• **OBJECTIVE**:
Below are some records; work out how many of their lines contain "integracyjnego" and give the number only.

• **RECORDS SUPPLIED**:

—————

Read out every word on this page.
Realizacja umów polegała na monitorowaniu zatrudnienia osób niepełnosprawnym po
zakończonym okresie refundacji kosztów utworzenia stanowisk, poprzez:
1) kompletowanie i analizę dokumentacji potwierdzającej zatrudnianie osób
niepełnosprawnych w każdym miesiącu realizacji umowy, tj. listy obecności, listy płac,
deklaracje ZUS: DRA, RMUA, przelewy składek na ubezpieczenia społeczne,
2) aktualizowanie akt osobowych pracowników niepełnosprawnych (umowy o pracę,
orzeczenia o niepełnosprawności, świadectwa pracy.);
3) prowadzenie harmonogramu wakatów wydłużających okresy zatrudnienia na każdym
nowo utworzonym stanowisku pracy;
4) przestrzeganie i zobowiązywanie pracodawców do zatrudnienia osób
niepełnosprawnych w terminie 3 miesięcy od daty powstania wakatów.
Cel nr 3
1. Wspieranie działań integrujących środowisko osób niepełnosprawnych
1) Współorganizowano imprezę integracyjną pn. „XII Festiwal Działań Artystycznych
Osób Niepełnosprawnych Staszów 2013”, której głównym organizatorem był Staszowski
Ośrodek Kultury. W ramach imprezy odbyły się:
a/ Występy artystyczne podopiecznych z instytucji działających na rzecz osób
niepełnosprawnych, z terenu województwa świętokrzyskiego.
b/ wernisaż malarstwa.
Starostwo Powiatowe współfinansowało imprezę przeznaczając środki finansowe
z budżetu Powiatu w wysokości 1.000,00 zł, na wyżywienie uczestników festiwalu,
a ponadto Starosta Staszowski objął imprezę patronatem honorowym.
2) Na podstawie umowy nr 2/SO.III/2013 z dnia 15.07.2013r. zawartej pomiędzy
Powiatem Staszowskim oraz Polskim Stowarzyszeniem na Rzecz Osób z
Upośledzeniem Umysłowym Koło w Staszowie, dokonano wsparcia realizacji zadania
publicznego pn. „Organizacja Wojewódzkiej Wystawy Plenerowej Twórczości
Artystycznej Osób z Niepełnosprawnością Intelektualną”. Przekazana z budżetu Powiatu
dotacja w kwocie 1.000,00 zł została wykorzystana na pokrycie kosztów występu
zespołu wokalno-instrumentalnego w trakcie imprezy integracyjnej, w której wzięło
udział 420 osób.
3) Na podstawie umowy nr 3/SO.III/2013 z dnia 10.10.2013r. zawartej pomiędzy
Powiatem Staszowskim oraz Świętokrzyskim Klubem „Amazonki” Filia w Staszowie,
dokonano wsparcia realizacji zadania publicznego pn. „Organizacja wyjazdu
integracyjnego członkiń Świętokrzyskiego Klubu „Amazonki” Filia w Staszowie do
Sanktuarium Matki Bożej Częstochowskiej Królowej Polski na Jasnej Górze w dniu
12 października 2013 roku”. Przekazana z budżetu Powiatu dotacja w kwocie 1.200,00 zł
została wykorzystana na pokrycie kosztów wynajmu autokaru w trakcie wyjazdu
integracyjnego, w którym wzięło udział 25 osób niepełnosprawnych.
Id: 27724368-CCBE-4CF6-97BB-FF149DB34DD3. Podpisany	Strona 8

—————

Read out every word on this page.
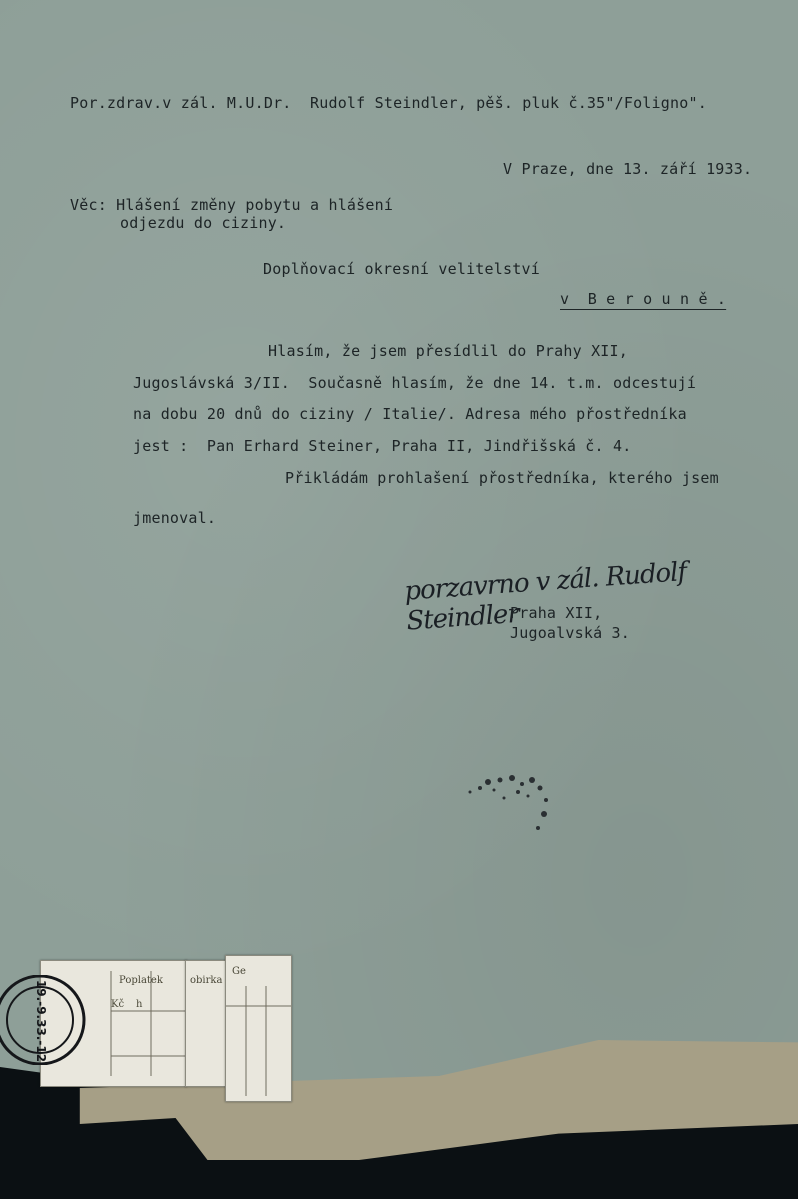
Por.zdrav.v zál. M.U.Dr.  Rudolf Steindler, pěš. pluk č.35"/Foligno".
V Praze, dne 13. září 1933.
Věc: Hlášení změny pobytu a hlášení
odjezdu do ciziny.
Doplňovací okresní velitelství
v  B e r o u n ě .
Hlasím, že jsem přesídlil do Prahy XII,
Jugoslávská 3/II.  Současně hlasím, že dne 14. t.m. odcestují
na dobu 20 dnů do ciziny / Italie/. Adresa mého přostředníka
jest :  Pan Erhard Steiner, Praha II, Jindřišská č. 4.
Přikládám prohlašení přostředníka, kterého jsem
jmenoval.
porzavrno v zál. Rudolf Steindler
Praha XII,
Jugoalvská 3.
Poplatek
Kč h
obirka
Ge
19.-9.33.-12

—————

• **SOLUTION FOR THIS TASK**:
2